> [Records supplied]:
____________

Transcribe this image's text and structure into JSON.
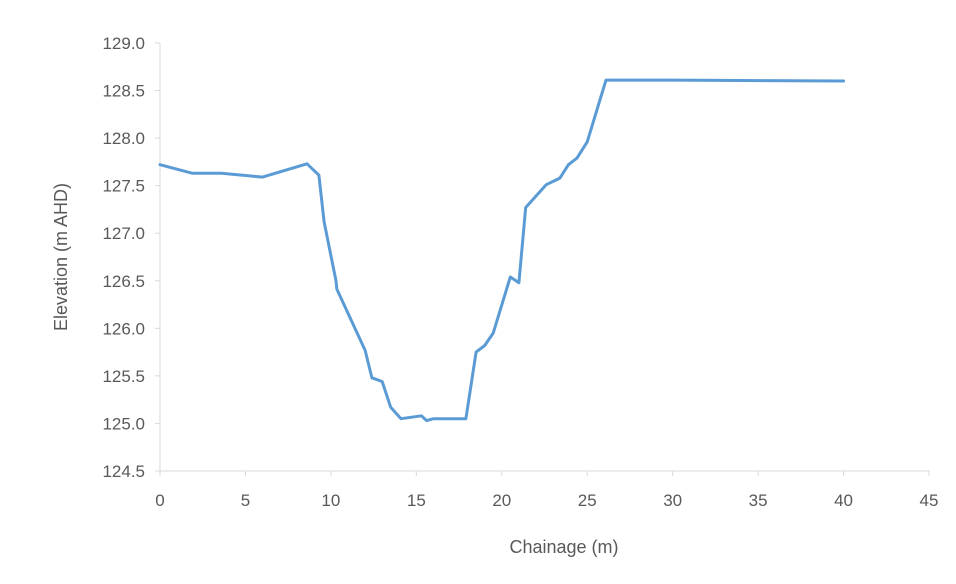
{
  "chart_data": {
    "type": "line",
    "xlabel": "Chainage (m)",
    "ylabel": "Elevation (m AHD)",
    "xlim": [
      0,
      45
    ],
    "ylim": [
      124.5,
      129.0
    ],
    "x_ticks": [
      "0",
      "5",
      "10",
      "15",
      "20",
      "25",
      "30",
      "35",
      "40",
      "45"
    ],
    "y_ticks": [
      "124.5",
      "125.0",
      "125.5",
      "126.0",
      "126.5",
      "127.0",
      "127.5",
      "128.0",
      "128.5",
      "129.0"
    ],
    "grid": false,
    "legend": "none",
    "series": [
      {
        "color": "#5b9bd5",
        "points": [
          [
            0.0,
            127.72
          ],
          [
            1.9,
            127.63
          ],
          [
            3.6,
            127.63
          ],
          [
            6.0,
            127.59
          ],
          [
            8.6,
            127.73
          ],
          [
            9.3,
            127.61
          ],
          [
            9.6,
            127.12
          ],
          [
            10.3,
            126.5
          ],
          [
            10.35,
            126.41
          ],
          [
            12.0,
            125.77
          ],
          [
            12.4,
            125.48
          ],
          [
            13.0,
            125.44
          ],
          [
            13.5,
            125.17
          ],
          [
            14.1,
            125.05
          ],
          [
            15.3,
            125.08
          ],
          [
            15.6,
            125.03
          ],
          [
            16.0,
            125.05
          ],
          [
            17.9,
            125.05
          ],
          [
            18.5,
            125.75
          ],
          [
            19.0,
            125.82
          ],
          [
            19.5,
            125.95
          ],
          [
            20.5,
            126.54
          ],
          [
            21.0,
            126.48
          ],
          [
            21.4,
            127.27
          ],
          [
            22.6,
            127.51
          ],
          [
            23.4,
            127.58
          ],
          [
            23.9,
            127.72
          ],
          [
            24.4,
            127.79
          ],
          [
            25.0,
            127.96
          ],
          [
            26.1,
            128.61
          ],
          [
            30.0,
            128.61
          ],
          [
            40.0,
            128.6
          ]
        ]
      }
    ]
  }
}
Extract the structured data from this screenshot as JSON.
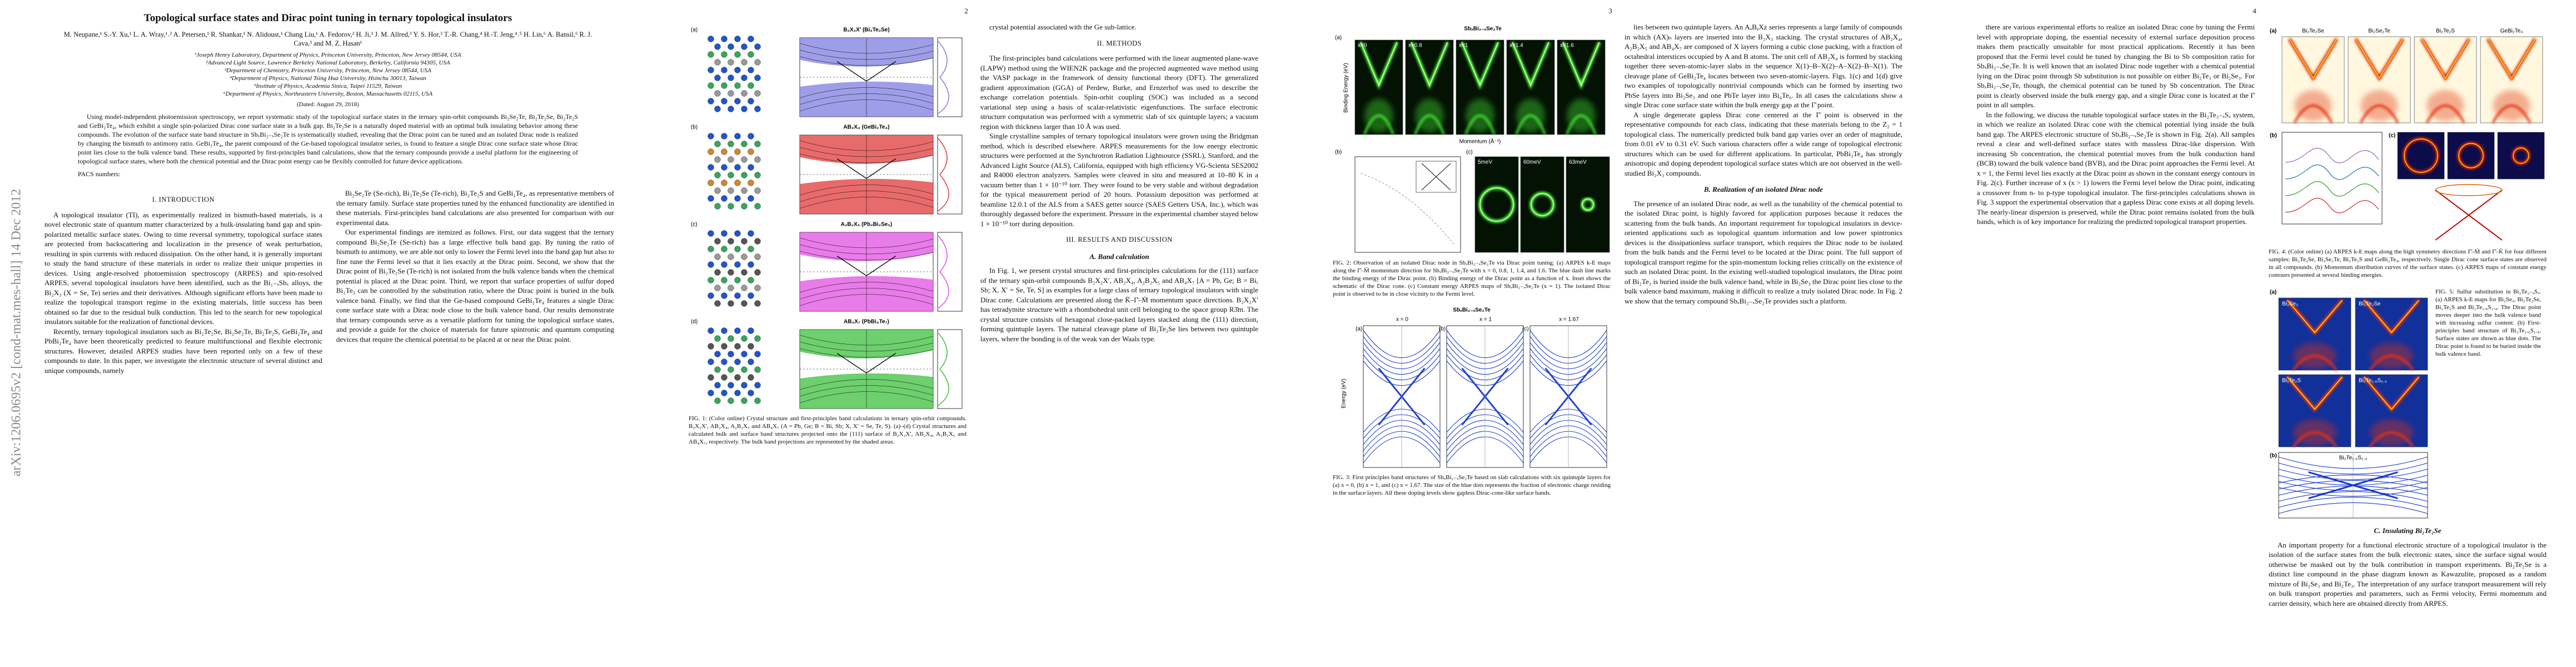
{
  "sidebar": "arXiv:1206.0695v2  [cond-mat.mes-hall]  14 Dec 2012",
  "header": {
    "title": "Topological surface states and Dirac point tuning in ternary topological insulators",
    "authors": "M. Neupane,¹ S.-Y. Xu,¹ L. A. Wray,¹˒² A. Petersen,¹ R. Shankar,¹ N. Alidoust,¹ Chang Liu,¹ A. Fedorov,² H. Ji,³ J. M. Allred,³ Y. S. Hor,³ T.-R. Chang,⁴ H.-T. Jeng,⁴˒⁵ H. Lin,⁶ A. Bansil,⁶ R. J. Cava,³ and M. Z. Hasan¹",
    "affiliations": [
      "¹Joseph Henry Laboratory, Department of Physics, Princeton University, Princeton, New Jersey 08544, USA",
      "²Advanced Light Source, Lawrence Berkeley National Laboratory, Berkeley, California 94305, USA",
      "³Department of Chemistry, Princeton University, Princeton, New Jersey 08544, USA",
      "⁴Department of Physics, National Tsing Hua University, Hsinchu 30013, Taiwan",
      "⁵Institute of Physics, Academia Sinica, Taipei 11529, Taiwan",
      "⁶Department of Physics, Northeastern University, Boston, Massachusetts 02115, USA"
    ],
    "dated": "(Dated: August 29, 2018)",
    "abstract": "Using model-independent photoemission spectroscopy, we report systematic study of the topological surface states in the ternary spin-orbit compounds Bi₂Se₂Te, Bi₂Te₂Se, Bi₂Te₂S and GeBi₂Te₄, which exhibit a single spin-polarized Dirac cone surface state in a bulk gap. Bi₂Te₂Se is a naturally doped material with an optimal bulk insulating behavior among these compounds. The evolution of the surface state band structure in SbₓBi₂₋ₓSe₂Te is systematically studied, revealing that the Dirac point can be tuned and an isolated Dirac node is realized by changing the bismuth to antimony ratio. GeBi₂Te₄, the parent compound of the Ge-based topological insulator series, is found to feature a single Dirac cone surface state whose Dirac point lies close to the bulk valence band. These results, supported by first-principles band calculations, show that the ternary compounds provide a useful platform for the engineering of topological surface states, where both the chemical potential and the Dirac point energy can be flexibly controlled for future device applications.",
    "pacs": "PACS numbers:"
  },
  "pages": [
    {
      "columns": [
        [
          {
            "heading": "I.  INTRODUCTION"
          },
          {
            "text": "A topological insulator (TI), as experimentally realized in bismuth-based materials, is a novel electronic state of quantum matter characterized by a bulk-insulating band gap and spin-polarized metallic surface states. Owing to time reversal symmetry, topological surface states are protected from backscattering and localization in the presence of weak perturbation, resulting in spin currents with reduced dissipation. On the other hand, it is generally important to study the band structure of these materials in order to realize their unique properties in devices. Using angle-resolved photoemission spectroscopy (ARPES) and spin-resolved ARPES, several topological insulators have been identified, such as the Bi₁₋ₓSbₓ alloys, the Bi₂X₃ (X = Se, Te) series and their derivatives. Although significant efforts have been made to realize the topological transport regime in the existing materials, little success has been obtained so far due to the residual bulk conduction. This led to the search for new topological insulators suitable for the realization of functional devices."
          },
          {
            "text": "Recently, ternary topological insulators such as Bi₂Te₂Se, Bi₂Se₂Te, Bi₂Te₂S, GeBi₂Te₄ and PbBi₂Te₄ have been theoretically predicted to feature multifunctional and flexible electronic structures. However, detailed ARPES studies have been reported only on a few of these compounds to date. In this paper, we investigate the electronic structure of several distinct and unique compounds, namely"
          }
        ],
        [
          {
            "text": "Bi₂Se₂Te (Se-rich), Bi₂Te₂Se (Te-rich), Bi₂Te₂S and GeBi₂Te₄, as representative members of the ternary family. Surface state properties tuned by the enhanced functionality are identified in these materials. First-principles band calculations are also presented for comparison with our experimental data."
          },
          {
            "text": "Our experimental findings are itemized as follows. First, our data suggest that the ternary compound Bi₂Se₂Te (Se-rich) has a large effective bulk band gap. By tuning the ratio of bismuth to antimony, we are able not only to lower the Fermi level into the band gap but also to fine tune the Fermi level so that it lies exactly at the Dirac point. Second, we show that the Dirac point of Bi₂Te₂Se (Te-rich) is not isolated from the bulk valence bands when the chemical potential is placed at the Dirac point. Third, we report that surface properties of sulfur doped Bi₂Te₃ can be controlled by the substitution ratio, where the Dirac point is buried in the bulk valence band. Finally, we find that the Ge-based compound GeBi₂Te₄ features a single Dirac cone surface state with a Dirac node close to the bulk valence band. Our results demonstrate that ternary compounds serve as a versatile platform for tuning the topological surface states, and provide a guide for the choice of materials for future spintronic and quantum computing devices that require the chemical potential to be placed at or near the Dirac point."
          }
        ]
      ]
    },
    {
      "number": "2",
      "columns": [
        [
          {
            "figure": {
              "labels": [
                "(a)",
                "B₂X₂X′ (Bi₂Te₂Se)",
                "(b)",
                "AB₂X₄ (GeBi₂Te₄)",
                "(c)",
                "A₂B₂X₅ (Pb₂Bi₂Se₅)",
                "(d)",
                "AB₄X₇ (PbBi₄Te₇)"
              ],
              "caption": "FIG. 1: (Color online) Crystal structure and first-principles band calculations in ternary spin-orbit compounds. B₂X₂X′, AB₂X₄, A₂B₂X₅ and AB₄X₇ (A = Pb, Ge; B = Bi, Sb; X, X′ = Se, Te, S). (a)–(d) Crystal structures and calculated bulk and surface band structures projected onto the (111) surface of B₂X₂X′, AB₂X₄, A₂B₂X₅ and AB₄X₇, respectively. The bulk band projections are represented by the shaded areas."
            }
          }
        ],
        [
          {
            "text": "crystal potential associated with the Ge sub-lattice."
          },
          {
            "heading": "II.  METHODS"
          },
          {
            "text": "The first-principles band calculations were performed with the linear augmented plane-wave (LAPW) method using the WIEN2K package and the projected augmented wave method using the VASP package in the framework of density functional theory (DFT). The generalized gradient approximation (GGA) of Perdew, Burke, and Ernzerhof was used to describe the exchange correlation potentials. Spin-orbit coupling (SOC) was included as a second variational step using a basis of scalar-relativistic eigenfunctions. The surface electronic structure computation was performed with a symmetric slab of six quintuple layers; a vacuum region with thickness larger than 10 Å was used."
          },
          {
            "text": "Single crystalline samples of ternary topological insulators were grown using the Bridgman method, which is described elsewhere. ARPES measurements for the low energy electronic structures were performed at the Synchrotron Radiation Lightsource (SSRL), Stanford, and the Advanced Light Source (ALS), California, equipped with high efficiency VG-Scienta SES2002 and R4000 electron analyzers. Samples were cleaved in situ and measured at 10–80 K in a vacuum better than 1 × 10⁻¹⁰ torr. They were found to be very stable and without degradation for the typical measurement period of 20 hours. Potassium deposition was performed at beamline 12.0.1 of the ALS from a SAES getter source (SAES Getters USA, Inc.), which was thoroughly degassed before the experiment. Pressure in the experimental chamber stayed below 1 × 10⁻¹⁰ torr during deposition."
          },
          {
            "heading": "III.  RESULTS AND DISCUSSION"
          },
          {
            "subheading": "A.  Band calculation"
          },
          {
            "text": "In Fig. 1, we present crystal structures and first-principles calculations for the (111) surface of the ternary spin-orbit compounds B₂X₂X′, AB₂X₄, A₂B₂X₅ and AB₄X₇ [A = Pb, Ge; B = Bi, Sb; X, X′ = Se, Te, S] as examples for a large class of ternary topological insulators with single Dirac cone. Calculations are presented along the K̄–Γ̄–M̄ momentum space directions. B₂X₂X′ has tetradymite structure with a rhombohedral unit cell belonging to the space group R3̄m. The crystal structure consists of hexagonal close-packed layers stacked along the (111) direction, forming quintuple layers. The natural cleavage plane of Bi₂Te₂Se lies between two quintuple layers, where the bonding is of the weak van der Waals type."
          }
        ]
      ]
    },
    {
      "number": "3",
      "columns": [
        [
          {
            "figure": {
              "labels": [
                "SbₓBi₂₋ₓSe₂Te",
                "(a)",
                "x=0",
                "x=0.8",
                "x=1",
                "x=1.4",
                "x=1.6",
                "Momentum (Å⁻¹)",
                "(b)",
                "(c)",
                "5meV",
                "60meV",
                "63meV",
                "Binding Energy (eV)"
              ],
              "caption": "FIG. 2: Observation of an isolated Dirac node in SbₓBi₂₋ₓSe₂Te via Dirac point tuning. (a) ARPES k-E maps along the Γ̄–M̄ momentum direction for SbₓBi₂₋ₓSe₂Te with x = 0, 0.8, 1, 1.4, and 1.6. The blue dash line marks the binding energy of the Dirac point. (b) Binding energy of the Dirac point as a function of x. Inset shows the schematic of the Dirac cone. (c) Constant energy ARPES maps of SbₓBi₂₋ₓSe₂Te (x = 1). The isolated Dirac point is observed to be in close vicinity to the Fermi level."
            }
          },
          {
            "figure": {
              "labels": [
                "SbₓBi₂₋ₓSe₂Te",
                "x = 0",
                "x = 1",
                "x = 1.67",
                "(a)",
                "(b)",
                "(c)",
                "Energy (eV)"
              ],
              "caption": "FIG. 3: First principles band structures of SbₓBi₂₋ₓSe₂Te based on slab calculations with six quintuple layers for (a) x = 0, (b) x = 1, and (c) x = 1.67. The size of the blue dots represents the fraction of electronic charge residing in the surface layers. All these doping levels show gapless Dirac-cone-like surface bands."
            }
          }
        ],
        [
          {
            "text": "lies between two quintuple layers. An AₓBᵧXz series represents a large family of compounds in which (AX)ₙ layers are inserted into the B₂X₃ stacking. The crystal structures of AB₂X₄, A₂B₂X₅ and AB₄X₇ are composed of X layers forming a cubic close packing, with a fraction of octahedral interstices occupied by A and B atoms. The unit cell of AB₂X₄ is formed by stacking together three seven-atomic-layer slabs in the sequence X(1)–B–X(2)–A–X(2)–B–X(1). The cleavage plane of GeBi₂Te₄ locates between two seven-atomic-layers. Figs. 1(c) and 1(d) give two examples of topologically nontrivial compounds which can be formed by inserting two PbSe layers into Bi₂Se₃ and one PbTe layer into Bi₄Te₆. In all cases the calculations show a single Dirac cone surface state within the bulk energy gap at the Γ̄ point."
          },
          {
            "text": "A single degenerate gapless Dirac cone centered at the Γ̄ point is observed in the representative compounds for each class, indicating that these materials belong to the Z₂ = 1 topological class. The numerically predicted bulk band gap varies over an order of magnitude, from 0.01 eV to 0.31 eV. Such various characters offer a wide range of topological electronic structures which can be used for different applications. In particular, PbBi₂Te₄ has strongly anisotropic and doping dependent topological surface states which are not observed in the well-studied Bi₂X₃ compounds."
          },
          {
            "subheading": "B.  Realization of an isolated Dirac node"
          },
          {
            "text": "The presence of an isolated Dirac node, as well as the tunability of the chemical potential to the isolated Dirac point, is highly favored for application purposes because it reduces the scattering from the bulk bands. An important requirement for topological insulators in device-oriented applications such as topological quantum information and low power spintronics devices is the dissipationless surface transport, which requires the Dirac node to be isolated from the bulk bands and the Fermi level to be located at the Dirac point. The full support of topological transport regime for the spin-momentum locking relies critically on the existence of such an isolated Dirac point. In the existing well-studied topological insulators, the Dirac point of Bi₂Te₃ is buried inside the bulk valence band, while in Bi₂Se₃ the Dirac point lies close to the bulk valence band maximum, making it difficult to realize a truly isolated Dirac node. In Fig. 2 we show that the ternary compound SbₓBi₂₋ₓSe₂Te provides such a platform."
          }
        ]
      ]
    },
    {
      "number": "4",
      "columns": [
        [
          {
            "text": "there are various experimental efforts to realize an isolated Dirac cone by tuning the Fermi level with appropriate doping, the essential necessity of external surface deposition process makes them practically unsuitable for most practical applications. Recently it has been proposed that the Fermi level could be tuned by changing the Bi to Sb composition ratio for SbₓBi₂₋ₓSe₂Te. It is well known that an isolated Dirac node together with a chemical potential lying on the Dirac point through Sb substitution is not possible on either Bi₂Te₃ or Bi₂Se₃. For SbₓBi₂₋ₓSe₂Te, though, the chemical potential can be tuned by Sb concentration. The Dirac point is clearly observed inside the bulk energy gap, and a single Dirac cone is located at the Γ̄ point in all samples."
          },
          {
            "text": "In the following, we discuss the tunable topological surface states in the Bi₂Te₃₋ₓSₓ system, in which we realize an isolated Dirac cone with the chemical potential lying inside the bulk band gap. The ARPES electronic structure of SbₓBi₂₋ₓSe₂Te is shown in Fig. 2(a). All samples reveal a clear and well-defined surface states with massless Dirac-like dispersion. With increasing Sb concentration, the chemical potential moves from the bulk conduction band (BCB) toward the bulk valence band (BVB), and the Dirac point approaches the Fermi level. At x = 1, the Fermi level lies exactly at the Dirac point as shown in the constant energy contours in Fig. 2(c). Further increase of x (x > 1) lowers the Fermi level below the Dirac point, indicating a crossover from n- to p-type topological insulator. The first-principles calculations shown in Fig. 3 support the experimental observation that a gapless Dirac cone exists at all doping levels. The nearly-linear dispersion is preserved, while the Dirac point remains isolated from the bulk bands, which is of key importance for realizing the predicted topological transport properties."
          }
        ],
        [
          {
            "figure": {
              "labels": [
                "(a)",
                "Bi₂Te₂Se",
                "Bi₂Se₂Te",
                "Bi₂Te₂S",
                "GeBi₂Te₄",
                "(b)",
                "(c)"
              ],
              "caption": "FIG. 4: (Color online) (a) ARPES k-E maps along the high symmetry directions Γ̄–M̄ and Γ̄–K̄ for four different samples: Bi₂Te₂Se, Bi₂Se₂Te, Bi₂Te₂S and GeBi₂Te₄, respectively. Single Dirac cone surface states are observed in all compounds. (b) Momentum distribution curves of the surface states. (c) ARPES maps of constant energy contours presented at several binding energies."
            }
          },
          {
            "figure": {
              "labels": [
                "(a)",
                "Bi₂Se₃",
                "Bi₂Te₂Se",
                "Bi₂Te₂S",
                "Bi₂Te₁.₆S₁.₄",
                "(b)",
                "Bi₂Te₁.₆S₁.₄"
              ],
              "caption": "FIG. 5: Sulfur substitution in Bi₂Te₃₋ₓSₓ. (a) ARPES k-E maps for Bi₂Se₃, Bi₂Te₂Se, Bi₂Te₂S and Bi₂Te₁.₆S₁.₄. The Dirac point moves deeper into the bulk valence band with increasing sulfur content. (b) First-principles band structure of Bi₂Te₁.₆S₁.₄. Surface states are shown as blue dots. The Dirac point is found to be buried inside the bulk valence band."
            }
          },
          {
            "subheading": "C.  Insulating Bi₂Te₂Se"
          },
          {
            "text": "An important property for a functional electronic structure of a topological insulator is the isolation of the surface states from the bulk electronic states, since the surface signal would otherwise be masked out by the bulk contribution in transport experiments. Bi₂Te₂Se is a distinct line compound in the phase diagram known as Kawazulite, proposed as a random mixture of Bi₂Se₃ and Bi₂Te₃. The interpretation of any surface transport measurement will rely on bulk transport properties and parameters, such as Fermi velocity, Fermi momentum and carrier density, which here are obtained directly from ARPES."
          }
        ]
      ]
    }
  ]
}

____________

> [Set problem]: Count each line where the string "JSON" occurs, and write only the number.

> [Result of the task]: 2